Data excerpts
◇ ◇ ◇
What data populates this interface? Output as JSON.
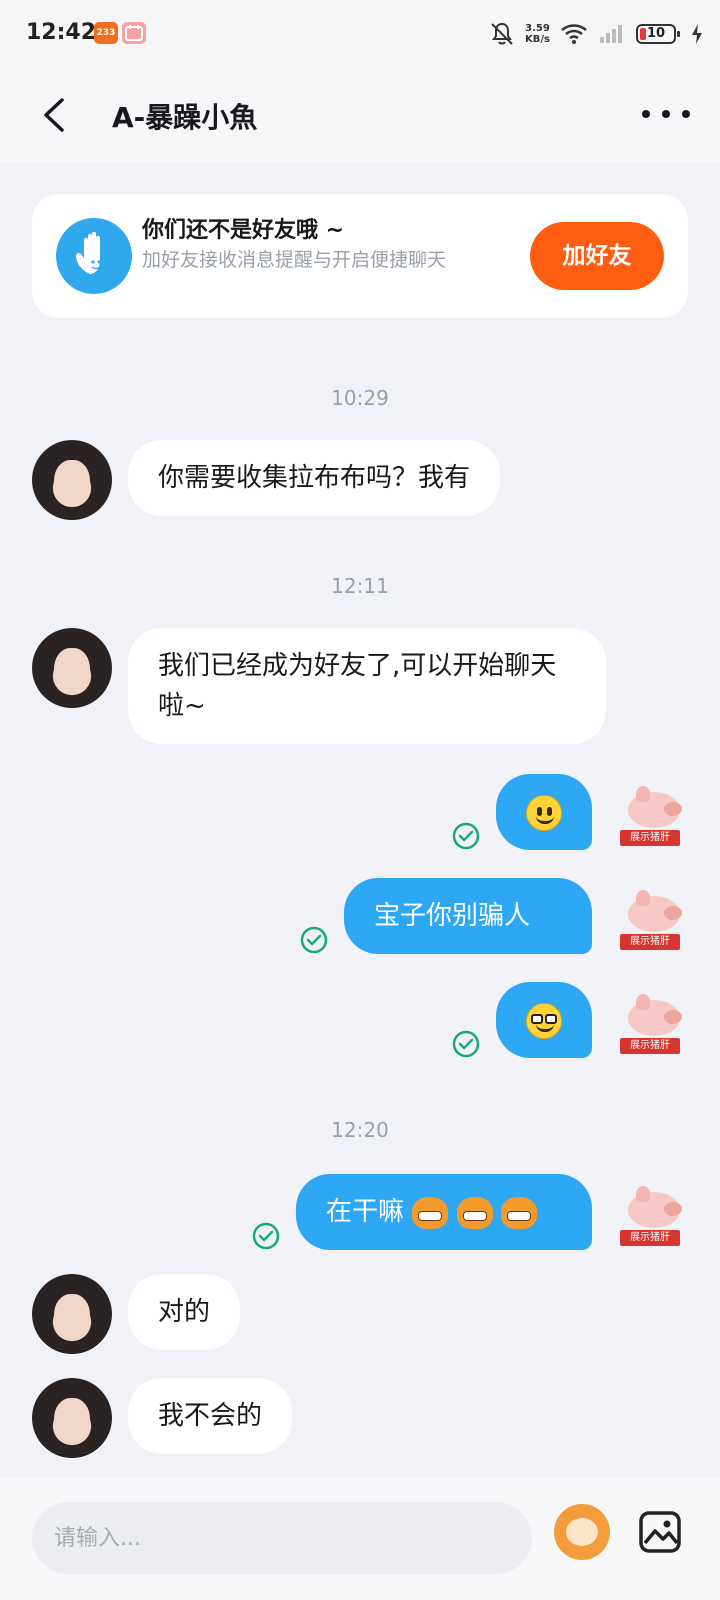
{
  "status_bar": {
    "time": "12:42",
    "app_badge_1": "233",
    "net_speed_value": "3.59",
    "net_speed_unit": "KB/s",
    "battery": "10"
  },
  "header": {
    "title": "A-暴躁小魚"
  },
  "friend_card": {
    "title": "你们还不是好友哦 ~",
    "description": "加好友接收消息提醒与开启便捷聊天",
    "button": "加好友"
  },
  "messages": {
    "ts1": "10:29",
    "m1": "你需要收集拉布布吗？我有",
    "ts2": "12:11",
    "m2": "我们已经成为好友了,可以开始聊天啦~",
    "m4": "宝子你别骗人",
    "ts3": "12:20",
    "m6": "在干嘛",
    "m7": "对的",
    "m8": "我不会的",
    "pig_label": "展示猪肝"
  },
  "input": {
    "placeholder": "请输入..."
  },
  "colors": {
    "accent_blue": "#2ea8f5",
    "add_friend_orange": "#ff5d12",
    "read_check_green": "#19a974"
  }
}
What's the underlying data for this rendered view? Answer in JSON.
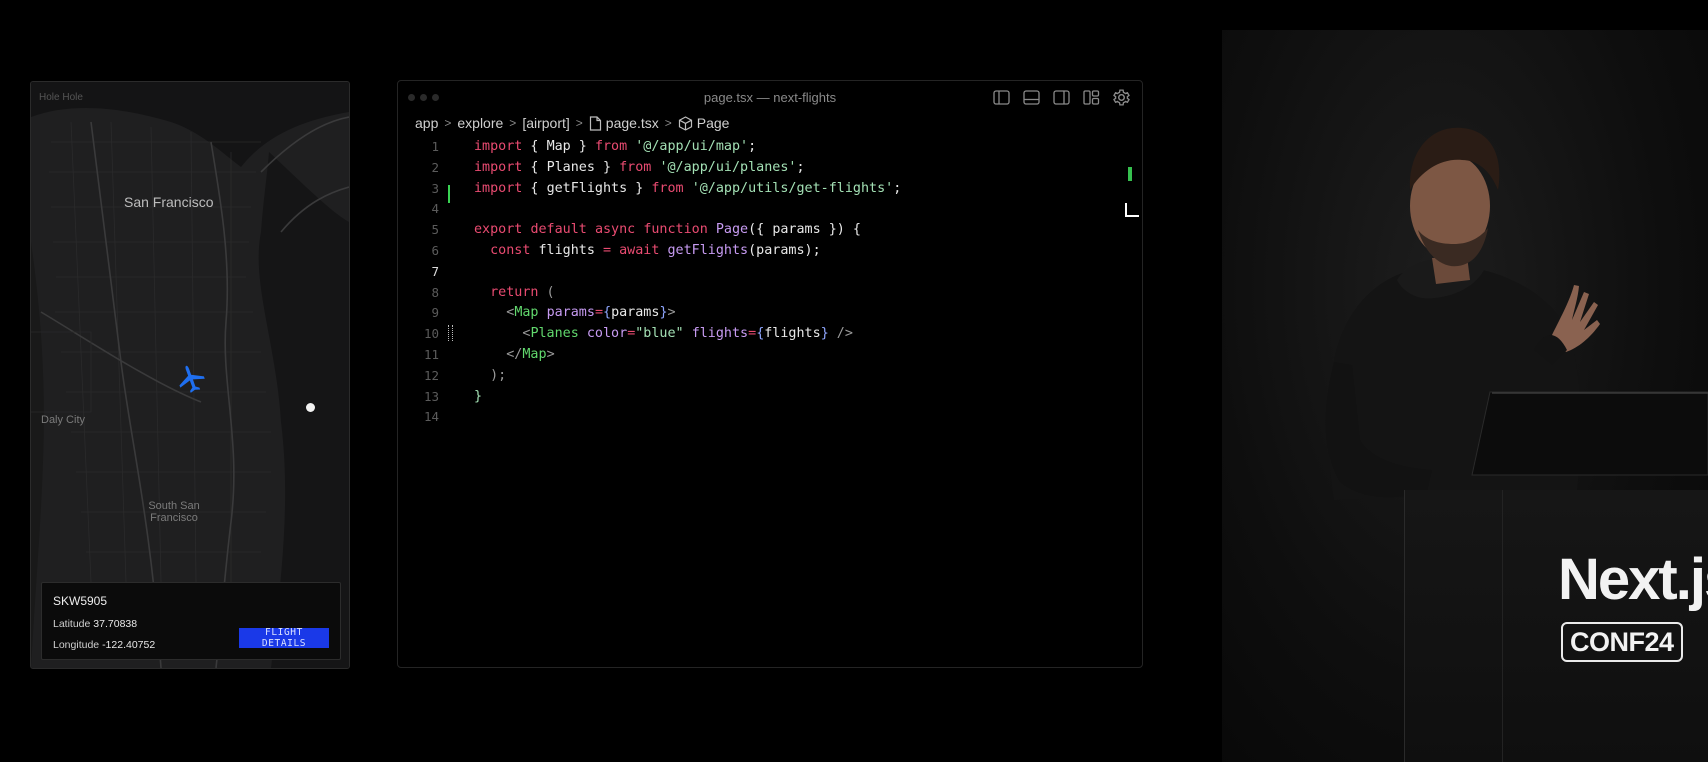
{
  "map": {
    "corner_label": "Hole Hole",
    "city_sf": "San Francisco",
    "city_daly": "Daly City",
    "city_ssf": "South San Francisco",
    "plane_icon": "airplane-icon",
    "flight": {
      "id": "SKW5905",
      "latitude_label": "Latitude",
      "latitude_value": "37.70838",
      "longitude_label": "Longitude",
      "longitude_value": "-122.40752",
      "details_button": "FLIGHT DETAILS"
    }
  },
  "editor": {
    "title": "page.tsx — next-flights",
    "layout_icons": [
      "sidebar-left-icon",
      "panel-bottom-icon",
      "sidebar-right-icon",
      "layout-customize-icon",
      "gear-icon"
    ],
    "breadcrumb": {
      "seg1": "app",
      "seg2": "explore",
      "seg3": "[airport]",
      "seg4": "page.tsx",
      "seg5": "Page"
    },
    "current_line": 7,
    "lines": [
      {
        "n": "1",
        "tokens": [
          {
            "t": "import",
            "c": "kw"
          },
          {
            "t": " { ",
            "c": "plain"
          },
          {
            "t": "Map",
            "c": "plain"
          },
          {
            "t": " } ",
            "c": "plain"
          },
          {
            "t": "from",
            "c": "kw"
          },
          {
            "t": " ",
            "c": "plain"
          },
          {
            "t": "'@/app/ui/map'",
            "c": "str"
          },
          {
            "t": ";",
            "c": "plain"
          }
        ]
      },
      {
        "n": "2",
        "tokens": [
          {
            "t": "import",
            "c": "kw"
          },
          {
            "t": " { ",
            "c": "plain"
          },
          {
            "t": "Planes",
            "c": "plain"
          },
          {
            "t": " } ",
            "c": "plain"
          },
          {
            "t": "from",
            "c": "kw"
          },
          {
            "t": " ",
            "c": "plain"
          },
          {
            "t": "'@/app/ui/planes'",
            "c": "str"
          },
          {
            "t": ";",
            "c": "plain"
          }
        ]
      },
      {
        "n": "3",
        "tokens": [
          {
            "t": "import",
            "c": "kw"
          },
          {
            "t": " { ",
            "c": "plain"
          },
          {
            "t": "getFlights",
            "c": "plain"
          },
          {
            "t": " } ",
            "c": "plain"
          },
          {
            "t": "from",
            "c": "kw"
          },
          {
            "t": " ",
            "c": "plain"
          },
          {
            "t": "'@/app/utils/get-flights'",
            "c": "str"
          },
          {
            "t": ";",
            "c": "plain"
          }
        ]
      },
      {
        "n": "4",
        "tokens": []
      },
      {
        "n": "5",
        "tokens": [
          {
            "t": "export",
            "c": "kw"
          },
          {
            "t": " ",
            "c": "plain"
          },
          {
            "t": "default",
            "c": "kw"
          },
          {
            "t": " ",
            "c": "plain"
          },
          {
            "t": "async",
            "c": "kw"
          },
          {
            "t": " ",
            "c": "plain"
          },
          {
            "t": "function",
            "c": "kw"
          },
          {
            "t": " ",
            "c": "plain"
          },
          {
            "t": "Page",
            "c": "fn"
          },
          {
            "t": "({ ",
            "c": "plain"
          },
          {
            "t": "params",
            "c": "plain"
          },
          {
            "t": " }) {",
            "c": "plain"
          }
        ]
      },
      {
        "n": "6",
        "tokens": [
          {
            "t": "  ",
            "c": "plain"
          },
          {
            "t": "const",
            "c": "kw"
          },
          {
            "t": " flights ",
            "c": "plain"
          },
          {
            "t": "=",
            "c": "kw"
          },
          {
            "t": " ",
            "c": "plain"
          },
          {
            "t": "await",
            "c": "kw"
          },
          {
            "t": " ",
            "c": "plain"
          },
          {
            "t": "getFlights",
            "c": "fn"
          },
          {
            "t": "(params);",
            "c": "plain"
          }
        ]
      },
      {
        "n": "7",
        "tokens": []
      },
      {
        "n": "8",
        "tokens": [
          {
            "t": "  ",
            "c": "plain"
          },
          {
            "t": "return",
            "c": "kw"
          },
          {
            "t": " (",
            "c": "dim"
          }
        ]
      },
      {
        "n": "9",
        "tokens": [
          {
            "t": "    <",
            "c": "dim"
          },
          {
            "t": "Map",
            "c": "tag"
          },
          {
            "t": " ",
            "c": "plain"
          },
          {
            "t": "params",
            "c": "attr"
          },
          {
            "t": "=",
            "c": "kw"
          },
          {
            "t": "{",
            "c": "pun"
          },
          {
            "t": "params",
            "c": "plain"
          },
          {
            "t": "}",
            "c": "pun"
          },
          {
            "t": ">",
            "c": "dim"
          }
        ]
      },
      {
        "n": "10",
        "tokens": [
          {
            "t": "      <",
            "c": "dim"
          },
          {
            "t": "Planes",
            "c": "tag"
          },
          {
            "t": " ",
            "c": "plain"
          },
          {
            "t": "color",
            "c": "attr"
          },
          {
            "t": "=",
            "c": "kw"
          },
          {
            "t": "\"blue\"",
            "c": "str"
          },
          {
            "t": " ",
            "c": "plain"
          },
          {
            "t": "flights",
            "c": "attr"
          },
          {
            "t": "=",
            "c": "kw"
          },
          {
            "t": "{",
            "c": "pun"
          },
          {
            "t": "flights",
            "c": "plain"
          },
          {
            "t": "}",
            "c": "pun"
          },
          {
            "t": " />",
            "c": "dim"
          }
        ]
      },
      {
        "n": "11",
        "tokens": [
          {
            "t": "    </",
            "c": "dim"
          },
          {
            "t": "Map",
            "c": "tag"
          },
          {
            "t": ">",
            "c": "dim"
          }
        ]
      },
      {
        "n": "12",
        "tokens": [
          {
            "t": "  );",
            "c": "dim"
          }
        ]
      },
      {
        "n": "13",
        "tokens": [
          {
            "t": "}",
            "c": "str"
          }
        ]
      },
      {
        "n": "14",
        "tokens": []
      }
    ]
  },
  "stage": {
    "logo": "Next.js",
    "badge": "CONF24"
  }
}
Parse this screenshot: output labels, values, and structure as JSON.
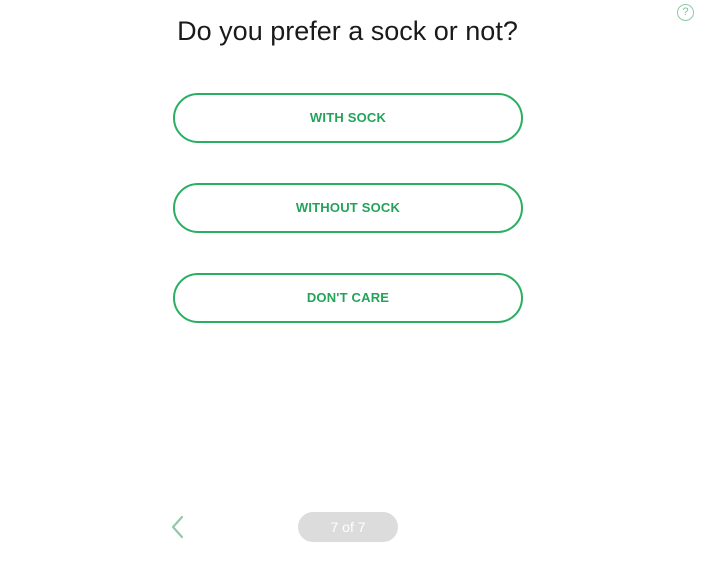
{
  "help": {
    "label": "?"
  },
  "question": {
    "title": "Do you prefer a sock or not?"
  },
  "options": [
    {
      "label": "WITH SOCK"
    },
    {
      "label": "WITHOUT SOCK"
    },
    {
      "label": "DON'T CARE"
    }
  ],
  "footer": {
    "back_icon": "chevron-left-icon",
    "progress": "7 of 7"
  },
  "colors": {
    "accent": "#2aae62",
    "progress_bg": "#dcdcdc"
  }
}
◇ ◇ ◇
Copy out all lines where the word "sidebar" appears.

      "sidebar-left-icon",
      "sidebar-right-icon",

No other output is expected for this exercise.